DIRECTIVE:
Extract the complete listing and output it unchanged.

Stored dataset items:
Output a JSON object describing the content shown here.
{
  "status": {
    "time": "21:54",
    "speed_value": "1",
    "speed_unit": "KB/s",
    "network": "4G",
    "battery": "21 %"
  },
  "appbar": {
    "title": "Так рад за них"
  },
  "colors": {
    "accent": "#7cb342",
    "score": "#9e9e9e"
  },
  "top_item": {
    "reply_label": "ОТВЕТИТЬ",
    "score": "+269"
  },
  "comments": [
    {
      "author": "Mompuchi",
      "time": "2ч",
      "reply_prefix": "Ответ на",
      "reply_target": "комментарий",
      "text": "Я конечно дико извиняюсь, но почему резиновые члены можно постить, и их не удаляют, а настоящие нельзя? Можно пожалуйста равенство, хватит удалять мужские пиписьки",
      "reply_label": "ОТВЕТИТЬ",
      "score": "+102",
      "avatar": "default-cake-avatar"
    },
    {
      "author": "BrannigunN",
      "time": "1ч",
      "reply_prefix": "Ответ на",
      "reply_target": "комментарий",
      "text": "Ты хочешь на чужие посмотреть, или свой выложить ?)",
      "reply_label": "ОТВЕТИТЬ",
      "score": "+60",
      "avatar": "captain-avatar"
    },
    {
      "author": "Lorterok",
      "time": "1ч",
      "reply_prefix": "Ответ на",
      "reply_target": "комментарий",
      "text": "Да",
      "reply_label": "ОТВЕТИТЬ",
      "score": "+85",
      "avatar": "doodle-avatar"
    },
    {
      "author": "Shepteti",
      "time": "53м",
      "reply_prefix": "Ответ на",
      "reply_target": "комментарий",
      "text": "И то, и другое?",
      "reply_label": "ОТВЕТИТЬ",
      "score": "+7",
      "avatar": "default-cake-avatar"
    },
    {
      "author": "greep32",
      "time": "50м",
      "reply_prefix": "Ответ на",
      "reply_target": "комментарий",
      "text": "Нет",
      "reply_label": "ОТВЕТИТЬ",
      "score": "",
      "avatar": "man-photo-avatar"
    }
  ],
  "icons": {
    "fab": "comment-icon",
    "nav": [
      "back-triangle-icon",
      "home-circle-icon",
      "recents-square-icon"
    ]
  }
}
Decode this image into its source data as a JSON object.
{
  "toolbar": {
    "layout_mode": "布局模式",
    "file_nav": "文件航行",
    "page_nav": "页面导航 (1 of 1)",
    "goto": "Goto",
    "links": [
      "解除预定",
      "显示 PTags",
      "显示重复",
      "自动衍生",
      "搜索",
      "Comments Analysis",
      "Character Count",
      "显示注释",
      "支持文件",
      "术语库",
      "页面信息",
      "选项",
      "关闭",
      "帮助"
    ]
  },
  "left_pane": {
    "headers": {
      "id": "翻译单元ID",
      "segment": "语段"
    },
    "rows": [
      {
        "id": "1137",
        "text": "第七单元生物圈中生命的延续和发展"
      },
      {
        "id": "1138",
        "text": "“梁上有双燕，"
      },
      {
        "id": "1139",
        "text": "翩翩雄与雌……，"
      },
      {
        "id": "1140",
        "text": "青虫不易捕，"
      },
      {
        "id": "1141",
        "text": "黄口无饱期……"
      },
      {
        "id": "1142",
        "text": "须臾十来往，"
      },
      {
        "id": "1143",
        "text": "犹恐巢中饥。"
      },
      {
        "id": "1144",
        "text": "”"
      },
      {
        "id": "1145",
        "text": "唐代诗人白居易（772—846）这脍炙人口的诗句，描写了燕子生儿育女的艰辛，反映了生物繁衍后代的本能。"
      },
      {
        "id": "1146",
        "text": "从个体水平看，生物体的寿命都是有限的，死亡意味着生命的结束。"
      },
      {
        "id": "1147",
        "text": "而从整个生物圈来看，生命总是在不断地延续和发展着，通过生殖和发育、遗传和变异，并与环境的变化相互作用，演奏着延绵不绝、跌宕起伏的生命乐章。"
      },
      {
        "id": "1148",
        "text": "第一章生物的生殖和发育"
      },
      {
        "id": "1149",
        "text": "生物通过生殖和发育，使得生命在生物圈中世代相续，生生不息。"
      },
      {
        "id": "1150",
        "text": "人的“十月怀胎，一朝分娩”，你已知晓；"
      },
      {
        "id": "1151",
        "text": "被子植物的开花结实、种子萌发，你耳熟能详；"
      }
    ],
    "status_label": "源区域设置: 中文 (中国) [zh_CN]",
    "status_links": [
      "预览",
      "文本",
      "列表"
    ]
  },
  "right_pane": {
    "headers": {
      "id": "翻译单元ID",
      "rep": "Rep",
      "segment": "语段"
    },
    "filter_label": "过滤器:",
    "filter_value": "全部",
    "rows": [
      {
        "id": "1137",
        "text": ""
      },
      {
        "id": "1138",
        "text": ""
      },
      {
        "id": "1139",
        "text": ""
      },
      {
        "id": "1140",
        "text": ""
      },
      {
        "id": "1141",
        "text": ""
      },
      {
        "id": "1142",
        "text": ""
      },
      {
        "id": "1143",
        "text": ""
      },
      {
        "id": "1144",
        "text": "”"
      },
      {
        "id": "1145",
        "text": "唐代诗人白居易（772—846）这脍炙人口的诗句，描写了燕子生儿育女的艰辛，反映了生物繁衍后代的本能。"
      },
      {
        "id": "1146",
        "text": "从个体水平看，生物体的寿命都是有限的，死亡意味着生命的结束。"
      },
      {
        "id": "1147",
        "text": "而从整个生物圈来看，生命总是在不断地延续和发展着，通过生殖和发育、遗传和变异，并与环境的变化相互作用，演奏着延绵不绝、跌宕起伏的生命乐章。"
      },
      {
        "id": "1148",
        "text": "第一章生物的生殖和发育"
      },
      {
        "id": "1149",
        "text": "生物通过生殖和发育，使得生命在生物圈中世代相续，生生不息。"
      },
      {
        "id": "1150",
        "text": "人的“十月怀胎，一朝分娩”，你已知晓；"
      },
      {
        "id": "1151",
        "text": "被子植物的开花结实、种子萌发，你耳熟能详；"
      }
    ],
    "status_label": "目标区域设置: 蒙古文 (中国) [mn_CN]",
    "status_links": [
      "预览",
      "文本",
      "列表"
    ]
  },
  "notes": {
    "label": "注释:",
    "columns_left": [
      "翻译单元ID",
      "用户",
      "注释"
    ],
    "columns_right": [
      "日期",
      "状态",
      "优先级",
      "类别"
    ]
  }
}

THE REPLY:
Output a JSON object describing the content shown here.
{
  "status": {
    "time": "21:54",
    "speed_value": "1",
    "speed_unit": "KB/s",
    "network": "4G",
    "battery": "21 %"
  },
  "appbar": {
    "title": "Так рад за них"
  },
  "colors": {
    "accent": "#7cb342",
    "score": "#9e9e9e"
  },
  "top_item": {
    "reply_label": "ОТВЕТИТЬ",
    "score": "+269"
  },
  "comments": [
    {
      "author": "Mompuchi",
      "time": "2ч",
      "reply_prefix": "Ответ на",
      "reply_target": "комментарий",
      "text": "Я конечно дико извиняюсь, но почему резиновые члены можно постить, и их не удаляют, а настоящие нельзя? Можно пожалуйста равенство, хватит удалять мужские пиписьки",
      "reply_label": "ОТВЕТИТЬ",
      "score": "+102",
      "avatar": "default-cake-avatar"
    },
    {
      "author": "BrannigunN",
      "time": "1ч",
      "reply_prefix": "Ответ на",
      "reply_target": "комментарий",
      "text": "Ты хочешь на чужие посмотреть, или свой выложить ?)",
      "reply_label": "ОТВЕТИТЬ",
      "score": "+60",
      "avatar": "captain-avatar"
    },
    {
      "author": "Lorterok",
      "time": "1ч",
      "reply_prefix": "Ответ на",
      "reply_target": "комментарий",
      "text": "Да",
      "reply_label": "ОТВЕТИТЬ",
      "score": "+85",
      "avatar": "doodle-avatar"
    },
    {
      "author": "Shepteti",
      "time": "53м",
      "reply_prefix": "Ответ на",
      "reply_target": "комментарий",
      "text": "И то, и другое?",
      "reply_label": "ОТВЕТИТЬ",
      "score": "+7",
      "avatar": "default-cake-avatar"
    },
    {
      "author": "greep32",
      "time": "50м",
      "reply_prefix": "Ответ на",
      "reply_target": "комментарий",
      "text": "Нет",
      "reply_label": "ОТВЕТИТЬ",
      "score": "",
      "avatar": "man-photo-avatar"
    }
  ],
  "icons": {
    "fab": "comment-icon",
    "nav": [
      "back-triangle-icon",
      "home-circle-icon",
      "recents-square-icon"
    ]
  }
}
Decode this image into its source data as a JSON object.
{
  "toolbar": {
    "layout_mode": "布局模式",
    "file_nav": "文件航行",
    "page_nav": "页面导航 (1 of 1)",
    "goto": "Goto",
    "links": [
      "解除预定",
      "显示 PTags",
      "显示重复",
      "自动衍生",
      "搜索",
      "Comments Analysis",
      "Character Count",
      "显示注释",
      "支持文件",
      "术语库",
      "页面信息",
      "选项",
      "关闭",
      "帮助"
    ]
  },
  "left_pane": {
    "headers": {
      "id": "翻译单元ID",
      "segment": "语段"
    },
    "rows": [
      {
        "id": "1137",
        "text": "第七单元生物圈中生命的延续和发展"
      },
      {
        "id": "1138",
        "text": "“梁上有双燕，"
      },
      {
        "id": "1139",
        "text": "翩翩雄与雌……，"
      },
      {
        "id": "1140",
        "text": "青虫不易捕，"
      },
      {
        "id": "1141",
        "text": "黄口无饱期……"
      },
      {
        "id": "1142",
        "text": "须臾十来往，"
      },
      {
        "id": "1143",
        "text": "犹恐巢中饥。"
      },
      {
        "id": "1144",
        "text": "”"
      },
      {
        "id": "1145",
        "text": "唐代诗人白居易（772—846）这脍炙人口的诗句，描写了燕子生儿育女的艰辛，反映了生物繁衍后代的本能。"
      },
      {
        "id": "1146",
        "text": "从个体水平看，生物体的寿命都是有限的，死亡意味着生命的结束。"
      },
      {
        "id": "1147",
        "text": "而从整个生物圈来看，生命总是在不断地延续和发展着，通过生殖和发育、遗传和变异，并与环境的变化相互作用，演奏着延绵不绝、跌宕起伏的生命乐章。"
      },
      {
        "id": "1148",
        "text": "第一章生物的生殖和发育"
      },
      {
        "id": "1149",
        "text": "生物通过生殖和发育，使得生命在生物圈中世代相续，生生不息。"
      },
      {
        "id": "1150",
        "text": "人的“十月怀胎，一朝分娩”，你已知晓；"
      },
      {
        "id": "1151",
        "text": "被子植物的开花结实、种子萌发，你耳熟能详；"
      }
    ],
    "status_label": "源区域设置: 中文 (中国) [zh_CN]",
    "status_links": [
      "预览",
      "文本",
      "列表"
    ]
  },
  "right_pane": {
    "headers": {
      "id": "翻译单元ID",
      "rep": "Rep",
      "segment": "语段"
    },
    "filter_label": "过滤器:",
    "filter_value": "全部",
    "rows": [
      {
        "id": "1137",
        "text": ""
      },
      {
        "id": "1138",
        "text": ""
      },
      {
        "id": "1139",
        "text": ""
      },
      {
        "id": "1140",
        "text": ""
      },
      {
        "id": "1141",
        "text": ""
      },
      {
        "id": "1142",
        "text": ""
      },
      {
        "id": "1143",
        "text": ""
      },
      {
        "id": "1144",
        "text": "”"
      },
      {
        "id": "1145",
        "text": "唐代诗人白居易（772—846）这脍炙人口的诗句，描写了燕子生儿育女的艰辛，反映了生物繁衍后代的本能。"
      },
      {
        "id": "1146",
        "text": "从个体水平看，生物体的寿命都是有限的，死亡意味着生命的结束。"
      },
      {
        "id": "1147",
        "text": "而从整个生物圈来看，生命总是在不断地延续和发展着，通过生殖和发育、遗传和变异，并与环境的变化相互作用，演奏着延绵不绝、跌宕起伏的生命乐章。"
      },
      {
        "id": "1148",
        "text": "第一章生物的生殖和发育"
      },
      {
        "id": "1149",
        "text": "生物通过生殖和发育，使得生命在生物圈中世代相续，生生不息。"
      },
      {
        "id": "1150",
        "text": "人的“十月怀胎，一朝分娩”，你已知晓；"
      },
      {
        "id": "1151",
        "text": "被子植物的开花结实、种子萌发，你耳熟能详；"
      }
    ],
    "status_label": "目标区域设置: 蒙古文 (中国) [mn_CN]",
    "status_links": [
      "预览",
      "文本",
      "列表"
    ]
  },
  "notes": {
    "label": "注释:",
    "columns_left": [
      "翻译单元ID",
      "用户",
      "注释"
    ],
    "columns_right": [
      "日期",
      "状态",
      "优先级",
      "类别"
    ]
  }
}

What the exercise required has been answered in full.